→ **THE REQUEST**
Quote every line as written. Omit pictures.

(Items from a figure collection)
######

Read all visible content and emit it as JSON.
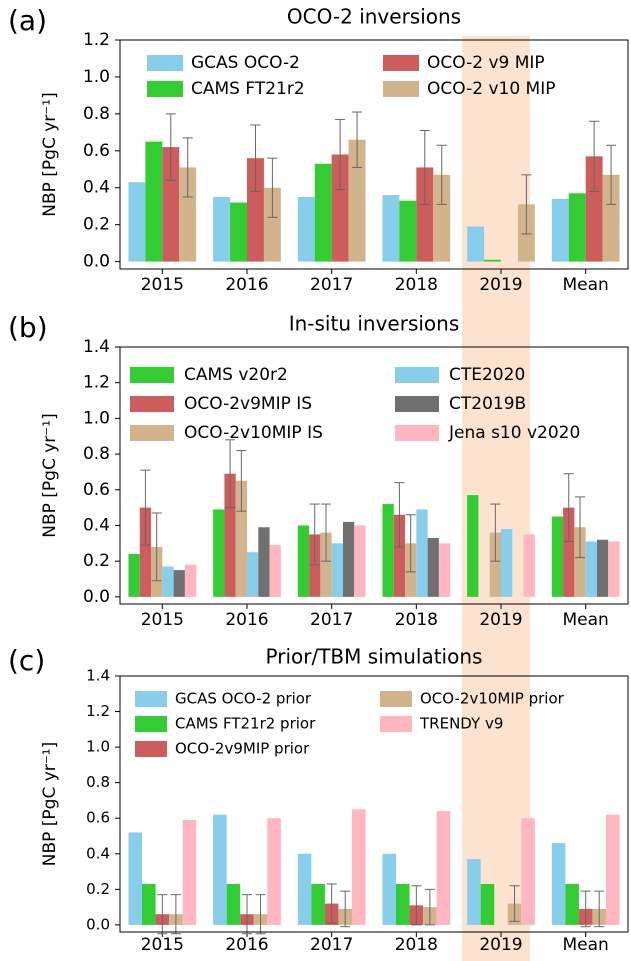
{
  "chart_data": [
    {
      "type": "bar",
      "label": "(a)",
      "title": "OCO-2 inversions",
      "y_label": "NBP [PgC yr⁻¹]",
      "categories": [
        "2015",
        "2016",
        "2017",
        "2018",
        "2019",
        "Mean"
      ],
      "series": [
        {
          "name": "GCAS OCO-2",
          "color": "#87ceeb",
          "values": [
            0.43,
            0.35,
            0.35,
            0.36,
            0.19,
            0.34
          ]
        },
        {
          "name": "CAMS FT21r2",
          "color": "#33cc33",
          "values": [
            0.65,
            0.32,
            0.53,
            0.33,
            0.01,
            0.37
          ]
        },
        {
          "name": "OCO-2 v9 MIP",
          "color": "#cd5c5c",
          "values": [
            0.62,
            0.56,
            0.58,
            0.51,
            null,
            0.57
          ],
          "errors": [
            0.18,
            0.18,
            0.19,
            0.2,
            null,
            0.19
          ]
        },
        {
          "name": "OCO-2 v10 MIP",
          "color": "#d2b48c",
          "values": [
            0.51,
            0.4,
            0.66,
            0.47,
            0.31,
            0.47
          ],
          "errors": [
            0.16,
            0.16,
            0.15,
            0.16,
            0.16,
            0.16
          ]
        }
      ],
      "ylim": [
        -0.04,
        1.2
      ],
      "yticks": [
        {
          "value": 0,
          "label": "0.0"
        },
        0.2,
        0.4,
        0.6,
        0.8,
        {
          "value": 1,
          "label": "1.0"
        },
        1.2
      ]
    },
    {
      "type": "bar",
      "label": "(b)",
      "title": "In-situ inversions",
      "y_label": "NBP [PgC yr⁻¹]",
      "categories": [
        "2015",
        "2016",
        "2017",
        "2018",
        "2019",
        "Mean"
      ],
      "series": [
        {
          "name": "CAMS v20r2",
          "color": "#33cc33",
          "values": [
            0.24,
            0.49,
            0.4,
            0.52,
            0.57,
            0.45
          ]
        },
        {
          "name": "OCO-2v9MIP IS",
          "color": "#cd5c5c",
          "values": [
            0.5,
            0.69,
            0.35,
            0.46,
            null,
            0.5
          ],
          "errors": [
            0.21,
            0.19,
            0.17,
            0.18,
            null,
            0.19
          ]
        },
        {
          "name": "OCO-2v10MIP IS",
          "color": "#d2b48c",
          "values": [
            0.28,
            0.65,
            0.36,
            0.3,
            0.36,
            0.39
          ],
          "errors": [
            0.19,
            0.17,
            0.16,
            0.16,
            0.16,
            0.17
          ]
        },
        {
          "name": "CTE2020",
          "color": "#87ceeb",
          "values": [
            0.17,
            0.25,
            0.3,
            0.49,
            0.38,
            0.31
          ]
        },
        {
          "name": "CT2019B",
          "color": "#707070",
          "values": [
            0.15,
            0.39,
            0.42,
            0.33,
            null,
            0.32
          ]
        },
        {
          "name": "Jena s10 v2020",
          "color": "#ffb6c1",
          "values": [
            0.18,
            0.29,
            0.4,
            0.3,
            0.35,
            0.31
          ]
        }
      ],
      "ylim": [
        -0.04,
        1.4
      ],
      "yticks": [
        {
          "value": 0,
          "label": "0.0"
        },
        0.2,
        0.4,
        0.6,
        0.8,
        {
          "value": 1,
          "label": "1.0"
        },
        1.2,
        1.4
      ]
    },
    {
      "type": "bar",
      "label": "(c)",
      "title": "Prior/TBM simulations",
      "y_label": "NBP [PgC yr⁻¹]",
      "categories": [
        "2015",
        "2016",
        "2017",
        "2018",
        "2019",
        "Mean"
      ],
      "series": [
        {
          "name": "GCAS OCO-2 prior",
          "color": "#87ceeb",
          "values": [
            0.52,
            0.62,
            0.4,
            0.4,
            0.37,
            0.46
          ]
        },
        {
          "name": "CAMS FT21r2 prior",
          "color": "#33cc33",
          "values": [
            0.23,
            0.23,
            0.23,
            0.23,
            0.23,
            0.23
          ]
        },
        {
          "name": "OCO-2v9MIP prior",
          "color": "#cd5c5c",
          "values": [
            0.06,
            0.06,
            0.12,
            0.11,
            null,
            0.09
          ],
          "errors": [
            0.11,
            0.11,
            0.11,
            0.11,
            null,
            0.1
          ]
        },
        {
          "name": "OCO-2v10MIP prior",
          "color": "#d2b48c",
          "values": [
            0.06,
            0.06,
            0.09,
            0.1,
            0.12,
            0.09
          ],
          "errors": [
            0.11,
            0.11,
            0.1,
            0.1,
            0.1,
            0.1
          ]
        },
        {
          "name": "TRENDY v9",
          "color": "#ffb6c1",
          "values": [
            0.59,
            0.6,
            0.65,
            0.64,
            0.6,
            0.62
          ]
        }
      ],
      "ylim": [
        -0.04,
        1.4
      ],
      "yticks": [
        {
          "value": 0,
          "label": "0.0"
        },
        0.2,
        0.4,
        0.6,
        0.8,
        {
          "value": 1,
          "label": "1.0"
        },
        1.2,
        1.4
      ]
    }
  ]
}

######

→ **THE COMPLETED TASK**
Read all visible content and emit it as JSON.
{
  "chart_data": [
    {
      "type": "bar",
      "label": "(a)",
      "title": "OCO-2 inversions",
      "y_label": "NBP [PgC yr⁻¹]",
      "categories": [
        "2015",
        "2016",
        "2017",
        "2018",
        "2019",
        "Mean"
      ],
      "series": [
        {
          "name": "GCAS OCO-2",
          "color": "#87ceeb",
          "values": [
            0.43,
            0.35,
            0.35,
            0.36,
            0.19,
            0.34
          ]
        },
        {
          "name": "CAMS FT21r2",
          "color": "#33cc33",
          "values": [
            0.65,
            0.32,
            0.53,
            0.33,
            0.01,
            0.37
          ]
        },
        {
          "name": "OCO-2 v9 MIP",
          "color": "#cd5c5c",
          "values": [
            0.62,
            0.56,
            0.58,
            0.51,
            null,
            0.57
          ],
          "errors": [
            0.18,
            0.18,
            0.19,
            0.2,
            null,
            0.19
          ]
        },
        {
          "name": "OCO-2 v10 MIP",
          "color": "#d2b48c",
          "values": [
            0.51,
            0.4,
            0.66,
            0.47,
            0.31,
            0.47
          ],
          "errors": [
            0.16,
            0.16,
            0.15,
            0.16,
            0.16,
            0.16
          ]
        }
      ],
      "ylim": [
        -0.04,
        1.2
      ],
      "yticks": [
        {
          "value": 0,
          "label": "0.0"
        },
        0.2,
        0.4,
        0.6,
        0.8,
        {
          "value": 1,
          "label": "1.0"
        },
        1.2
      ]
    },
    {
      "type": "bar",
      "label": "(b)",
      "title": "In-situ inversions",
      "y_label": "NBP [PgC yr⁻¹]",
      "categories": [
        "2015",
        "2016",
        "2017",
        "2018",
        "2019",
        "Mean"
      ],
      "series": [
        {
          "name": "CAMS v20r2",
          "color": "#33cc33",
          "values": [
            0.24,
            0.49,
            0.4,
            0.52,
            0.57,
            0.45
          ]
        },
        {
          "name": "OCO-2v9MIP IS",
          "color": "#cd5c5c",
          "values": [
            0.5,
            0.69,
            0.35,
            0.46,
            null,
            0.5
          ],
          "errors": [
            0.21,
            0.19,
            0.17,
            0.18,
            null,
            0.19
          ]
        },
        {
          "name": "OCO-2v10MIP IS",
          "color": "#d2b48c",
          "values": [
            0.28,
            0.65,
            0.36,
            0.3,
            0.36,
            0.39
          ],
          "errors": [
            0.19,
            0.17,
            0.16,
            0.16,
            0.16,
            0.17
          ]
        },
        {
          "name": "CTE2020",
          "color": "#87ceeb",
          "values": [
            0.17,
            0.25,
            0.3,
            0.49,
            0.38,
            0.31
          ]
        },
        {
          "name": "CT2019B",
          "color": "#707070",
          "values": [
            0.15,
            0.39,
            0.42,
            0.33,
            null,
            0.32
          ]
        },
        {
          "name": "Jena s10 v2020",
          "color": "#ffb6c1",
          "values": [
            0.18,
            0.29,
            0.4,
            0.3,
            0.35,
            0.31
          ]
        }
      ],
      "ylim": [
        -0.04,
        1.4
      ],
      "yticks": [
        {
          "value": 0,
          "label": "0.0"
        },
        0.2,
        0.4,
        0.6,
        0.8,
        {
          "value": 1,
          "label": "1.0"
        },
        1.2,
        1.4
      ]
    },
    {
      "type": "bar",
      "label": "(c)",
      "title": "Prior/TBM simulations",
      "y_label": "NBP [PgC yr⁻¹]",
      "categories": [
        "2015",
        "2016",
        "2017",
        "2018",
        "2019",
        "Mean"
      ],
      "series": [
        {
          "name": "GCAS OCO-2 prior",
          "color": "#87ceeb",
          "values": [
            0.52,
            0.62,
            0.4,
            0.4,
            0.37,
            0.46
          ]
        },
        {
          "name": "CAMS FT21r2 prior",
          "color": "#33cc33",
          "values": [
            0.23,
            0.23,
            0.23,
            0.23,
            0.23,
            0.23
          ]
        },
        {
          "name": "OCO-2v9MIP prior",
          "color": "#cd5c5c",
          "values": [
            0.06,
            0.06,
            0.12,
            0.11,
            null,
            0.09
          ],
          "errors": [
            0.11,
            0.11,
            0.11,
            0.11,
            null,
            0.1
          ]
        },
        {
          "name": "OCO-2v10MIP prior",
          "color": "#d2b48c",
          "values": [
            0.06,
            0.06,
            0.09,
            0.1,
            0.12,
            0.09
          ],
          "errors": [
            0.11,
            0.11,
            0.1,
            0.1,
            0.1,
            0.1
          ]
        },
        {
          "name": "TRENDY v9",
          "color": "#ffb6c1",
          "values": [
            0.59,
            0.6,
            0.65,
            0.64,
            0.6,
            0.62
          ]
        }
      ],
      "ylim": [
        -0.04,
        1.4
      ],
      "yticks": [
        {
          "value": 0,
          "label": "0.0"
        },
        0.2,
        0.4,
        0.6,
        0.8,
        {
          "value": 1,
          "label": "1.0"
        },
        1.2,
        1.4
      ]
    }
  ]
}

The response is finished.